[A block of data]
- - -

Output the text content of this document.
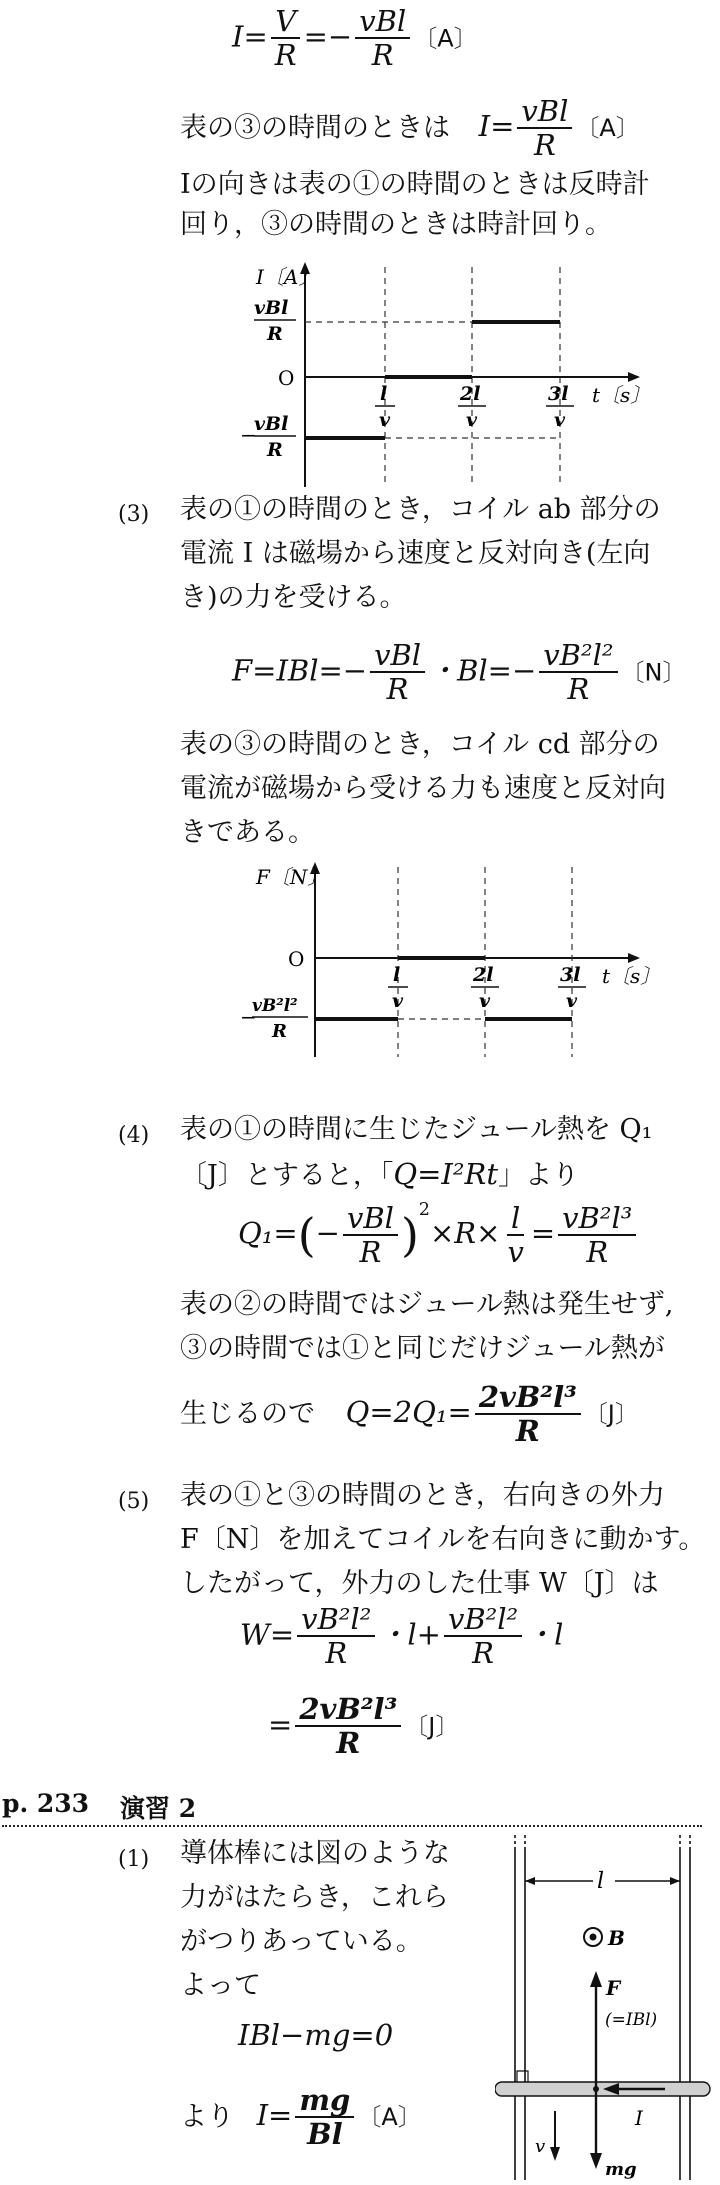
$I= \frac{V}{R} =- \frac{\text{vBl}}{R}$ 〔A〕
表の③の時間のときは $I= \frac{\text{vBl}}{R}$ 〔A〕
Iの向きは表の①の時間のときは反時計
回り，③の時間のときは時計回り。
I〔A〕
vBl
R
O
−
vBl
R
l
v
2l
v
3l
v
t〔s〕
(3) 表の①の時間のとき，コイル ab 部分の
電流 I は磁場から速度と反対向き(左向
き)の力を受ける。
$F=IBl=- \frac{\text{vBl}}{R}$ ・$Bl=- \frac{\text{vB²l²}}{R}$ 〔N〕
表の③の時間のとき，コイル cd 部分の
電流が磁場から受ける力も速度と反対向
きである。
F〔N〕
O
−
vB²l²
R
l
v
2l
v
3l
v
t〔s〕
(4) 表の①の時間に生じたジュール熱を Q₁
〔J〕とすると，「Q=I²Rt」より
$Q_1=(- \frac{\text{vBl}}{R} )^2\times R\times \frac{l}{v} = \frac{\text{vB²l³}}{R}$
表の②の時間ではジュール熱は発生せず,
③の時間では①と同じだけジュール熱が
生じるので $Q=2Q_1= \frac{\text{2vB²l³}}{R}$ 〔J〕
(5) 表の①と③の時間のとき，右向きの外力
F〔N〕を加えてコイルを右向きに動かす。
したがって，外力のした仕事 W〔J〕は
$W= \frac{\text{vB²l²}}{R}$ ・$l+ \frac{\text{vB²l²}}{R}$ ・l
= $\frac{\text{2vB²l³}}{R}$ 〔J〕
p. 233 演習 2
(1) 導体棒には図のような
力がはたらき，これら
がつりあっている。
よって
IBl−mg=0
より $I= \frac{mg}{Bl}$ 〔A〕
l
B
F
(=IBl)
I
mg
v
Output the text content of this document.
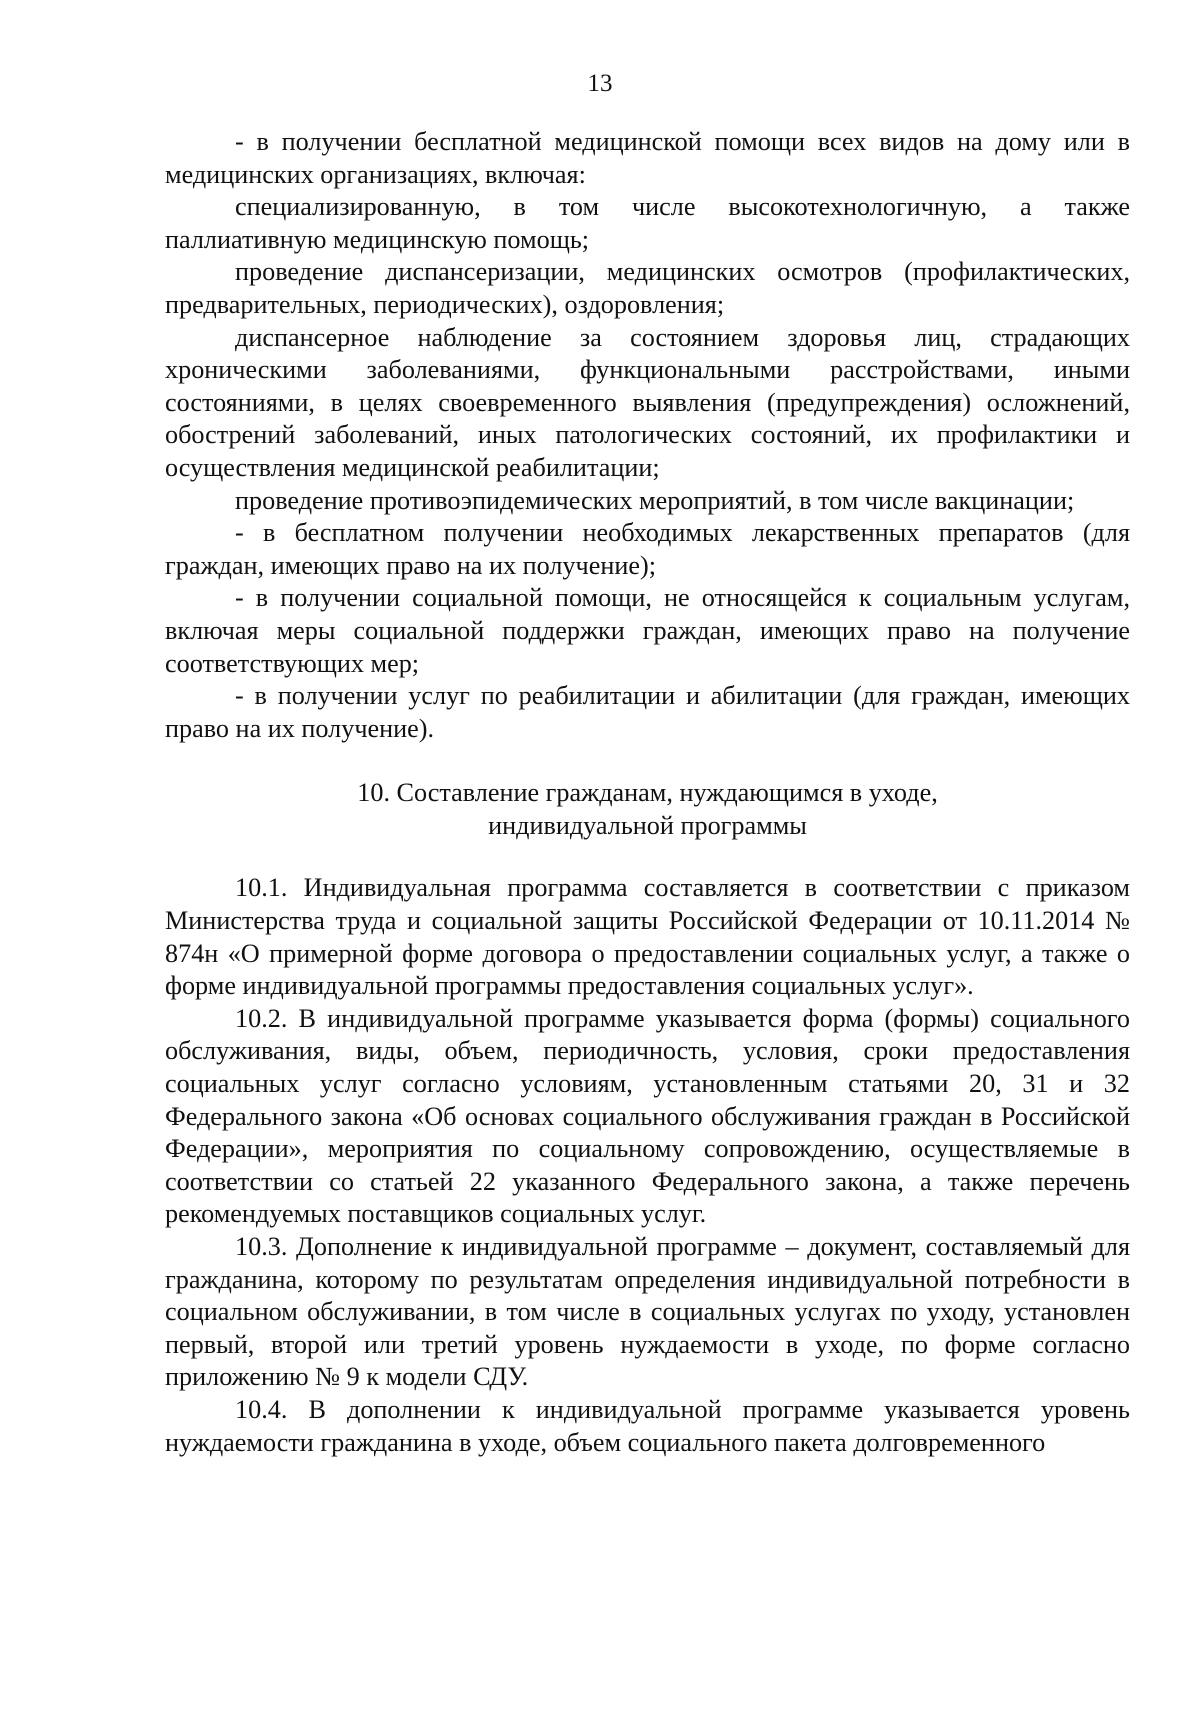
13

- в получении бесплатной медицинской помощи всех видов на дому или в медицинских организациях, включая:

специализированную, в том числе высокотехнологичную, а также паллиативную медицинскую помощь;

проведение диспансеризации, медицинских осмотров (профилактических, предварительных, периодических), оздоровления;

диспансерное наблюдение за состоянием здоровья лиц, страдающих хроническими заболеваниями, функциональными расстройствами, иными состояниями, в целях своевременного выявления (предупреждения) осложнений, обострений заболеваний, иных патологических состояний, их профилактики и осуществления медицинской реабилитации;

проведение противоэпидемических мероприятий, в том числе вакцинации;

- в бесплатном получении необходимых лекарственных препаратов (для граждан, имеющих право на их получение);

- в получении социальной помощи, не относящейся к социальным услугам, включая меры социальной поддержки граждан, имеющих право на получение соответствующих мер;

- в получении услуг по реабилитации и абилитации (для граждан, имеющих право на их получение).

10. Составление гражданам, нуждающимся в уходе,
индивидуальной программы

10.1. Индивидуальная программа составляется в соответствии с приказом Министерства труда и социальной защиты Российской Федерации от 10.11.2014 № 874н «О примерной форме договора о предоставлении социальных услуг, а также о форме индивидуальной программы предоставления социальных услуг».

10.2. В индивидуальной программе указывается форма (формы) социального обслуживания, виды, объем, периодичность, условия, сроки предоставления социальных услуг согласно условиям, установленным статьями 20, 31 и 32 Федерального закона «Об основах социального обслуживания граждан в Российской Федерации», мероприятия по социальному сопровождению, осуществляемые в соответствии со статьей 22 указанного Федерального закона, а также перечень рекомендуемых поставщиков социальных услуг.

10.3. Дополнение к индивидуальной программе – документ, составляемый для гражданина, которому по результатам определения индивидуальной потребности в социальном обслуживании, в том числе в социальных услугах по уходу, установлен первый, второй или третий уровень нуждаемости в уходе, по форме согласно приложению № 9 к модели СДУ.

10.4. В дополнении к индивидуальной программе указывается уровень нуждаемости гражданина в уходе, объем социального пакета долговременного
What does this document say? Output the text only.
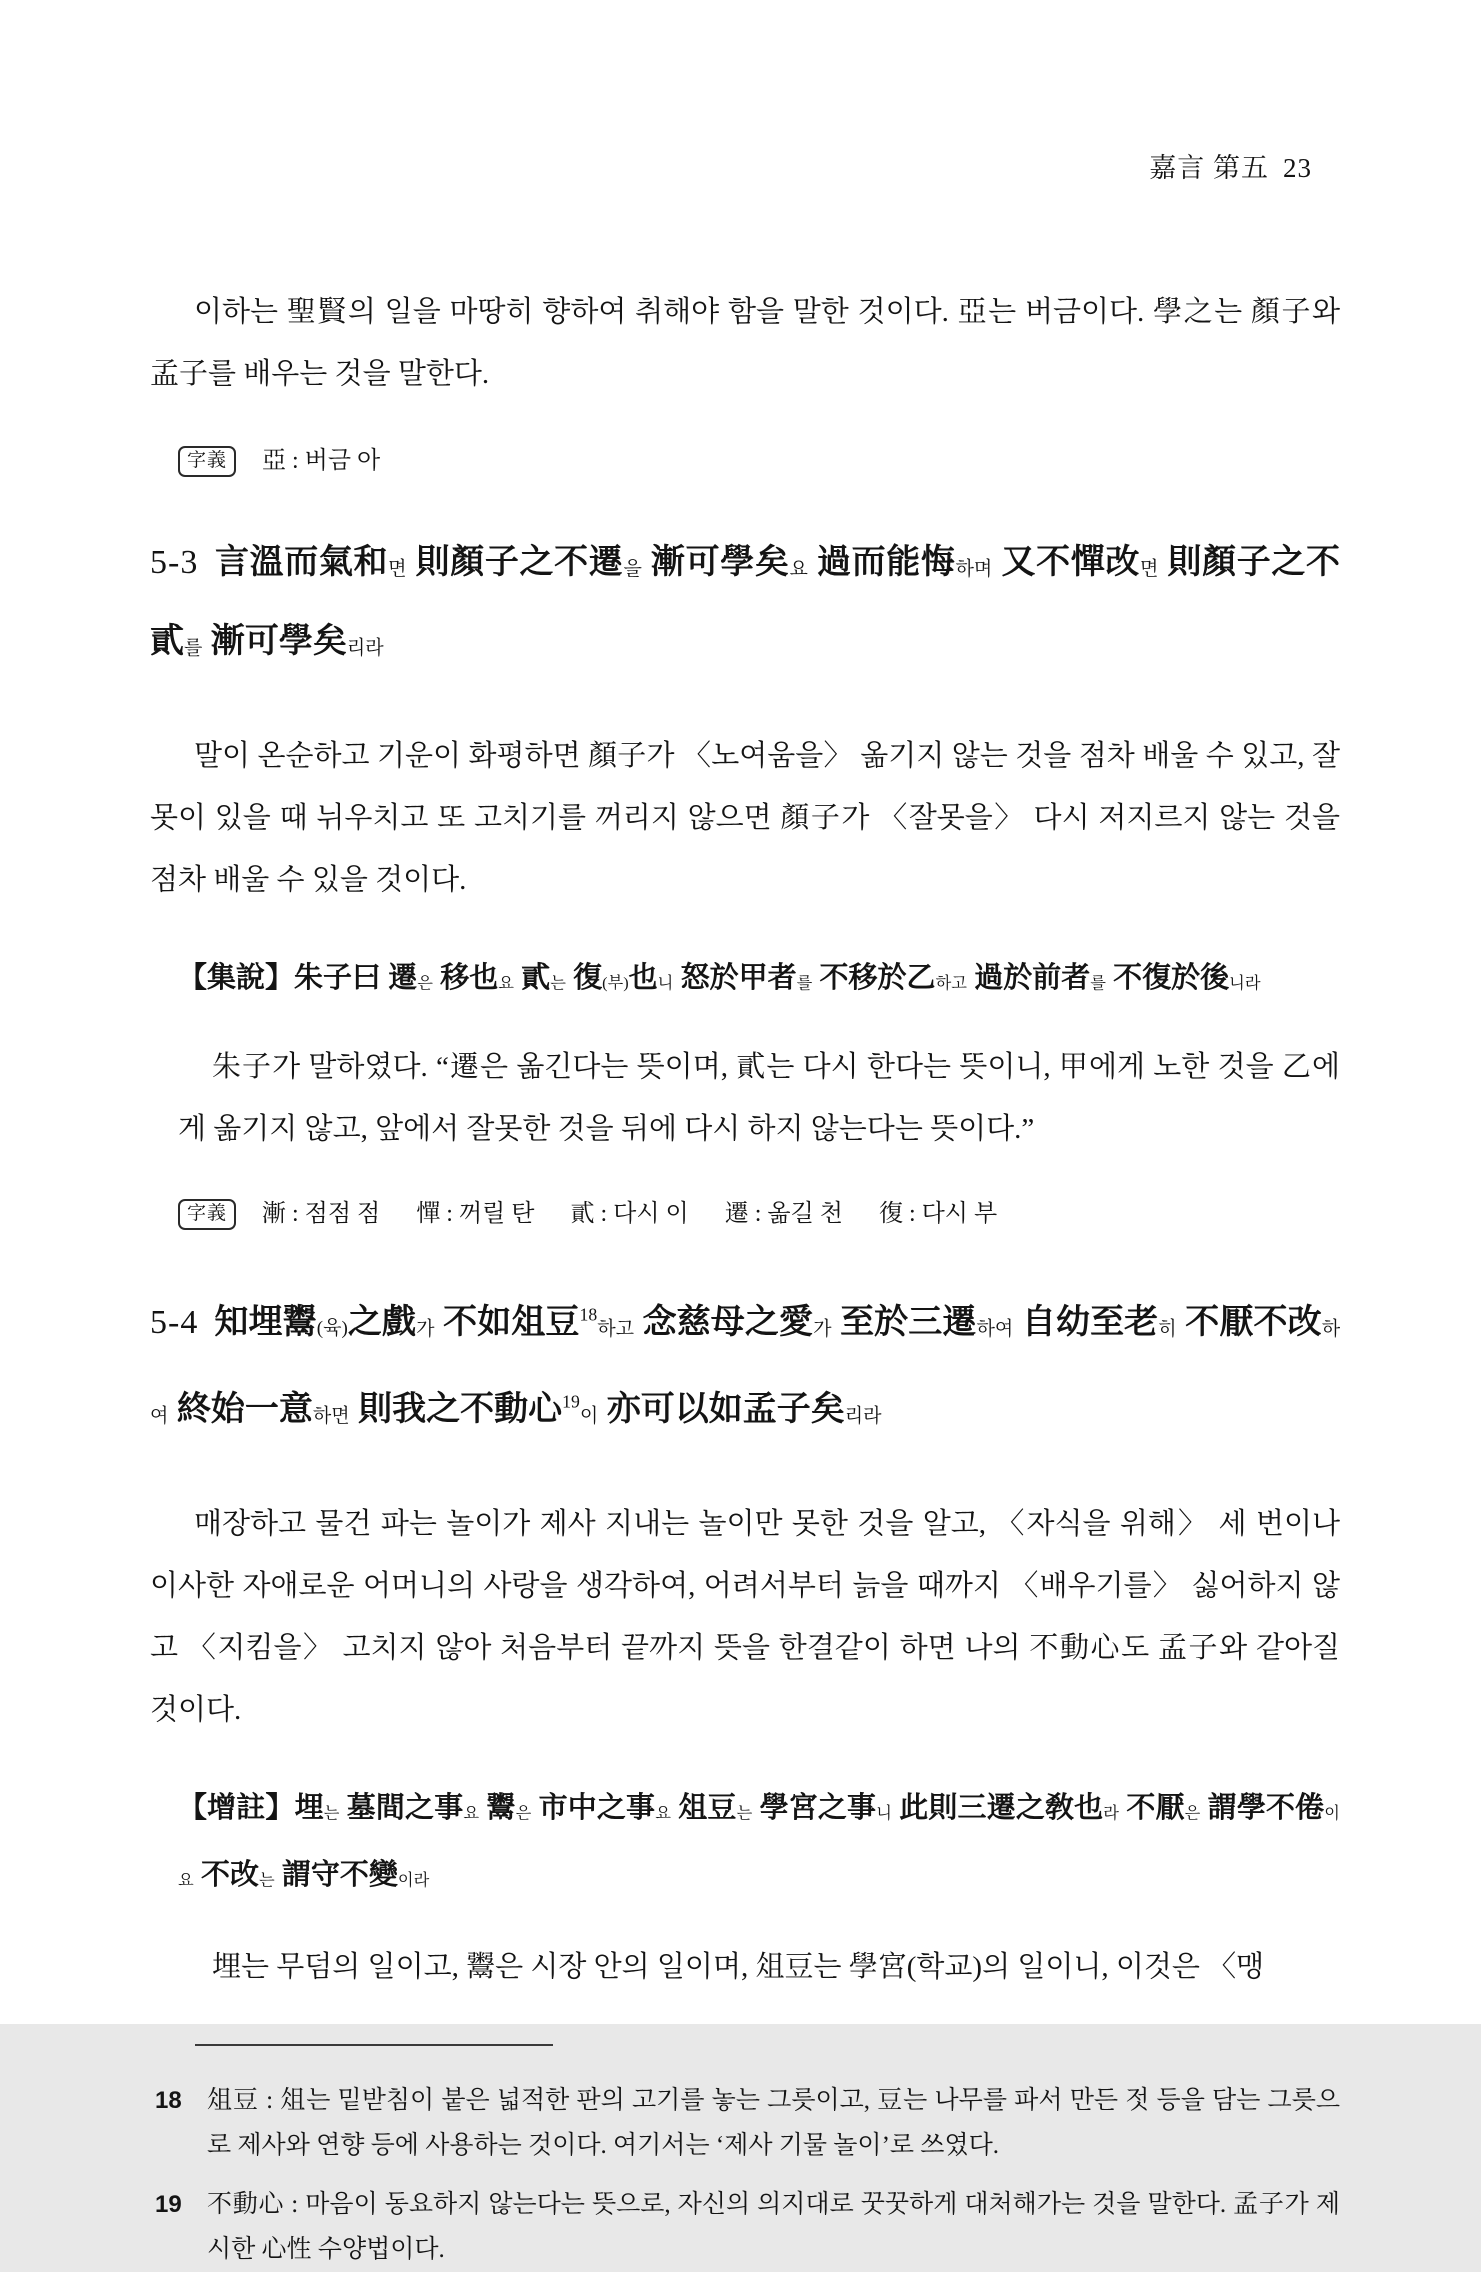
嘉言 第五 23

이하는 聖賢의 일을 마땅히 향하여 취해야 함을 말한 것이다. 亞는 버금이다. 學之는 顏子와 孟子를 배우는 것을 말한다.

字義	亞 : 버금 아
5-3 言溫而氣和면 則顏子之不遷을 漸可學矣요 過而能悔하며 又不憚改면 則顏子之不貳를 漸可學矣리라

말이 온순하고 기운이 화평하면 顏子가 〈노여움을〉 옮기지 않는 것을 점차 배울 수 있고, 잘못이 있을 때 뉘우치고 또 고치기를 꺼리지 않으면 顏子가 〈잘못을〉 다시 저지르지 않는 것을 점차 배울 수 있을 것이다.

【集說】朱子曰 遷은 移也요 貳는 復(부)也니 怒於甲者를 不移於乙하고 過於前者를 不復於後니라

朱子가 말하였다. “遷은 옮긴다는 뜻이며, 貳는 다시 한다는 뜻이니, 甲에게 노한 것을 乙에게 옮기지 않고, 앞에서 잘못한 것을 뒤에 다시 하지 않는다는 뜻이다.”

字義	漸 : 점점 점 憚 : 꺼릴 탄 貳 : 다시 이 遷 : 옮길 천 復 : 다시 부
5-4 知埋鬻(육)之戲가 不如俎豆$^{18}$하고 念慈母之愛가 至於三遷하여 自幼至老히 不厭不改하여 終始一意하면 則我之不動心$^{19}$이 亦可以如孟子矣리라

매장하고 물건 파는 놀이가 제사 지내는 놀이만 못한 것을 알고, 〈자식을 위해〉 세 번이나 이사한 자애로운 어머니의 사랑을 생각하여, 어려서부터 늙을 때까지 〈배우기를〉 싫어하지 않고 〈지킴을〉 고치지 않아 처음부터 끝까지 뜻을 한결같이 하면 나의 不動心도 孟子와 같아질 것이다.

【增註】埋는 墓間之事요 鬻은 市中之事요 俎豆는 學宮之事니 此則三遷之敎也라 不厭은 謂學不倦이요 不改는 謂守不變이라

埋는 무덤의 일이고, 鬻은 시장 안의 일이며, 俎豆는 學宮(학교)의 일이니, 이것은 〈맹

18	俎豆 : 俎는 밑받침이 붙은 넓적한 판의 고기를 놓는 그릇이고, 豆는 나무를 파서 만든 젓 등을 담는 그릇으로 제사와 연향 등에 사용하는 것이다. 여기서는 ‘제사 기물 놀이’로 쓰였다.
19	不動心 : 마음이 동요하지 않는다는 뜻으로, 자신의 의지대로 꿋꿋하게 대처해가는 것을 말한다. 孟子가 제시한 心性 수양법이다.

- - -

Show every line of the records above that contains the word "право".

**Reply to the exercise**
- в бесплатном получении необходимых лекарственных препаратов (для граждан, имеющих право на их получение);
- в получении социальной помощи, не относящейся к социальным услугам, включая меры социальной поддержки граждан, имеющих право на получение соответствующих мер;
- в получении услуг по реабилитации и абилитации (для граждан, имеющих право на их получение).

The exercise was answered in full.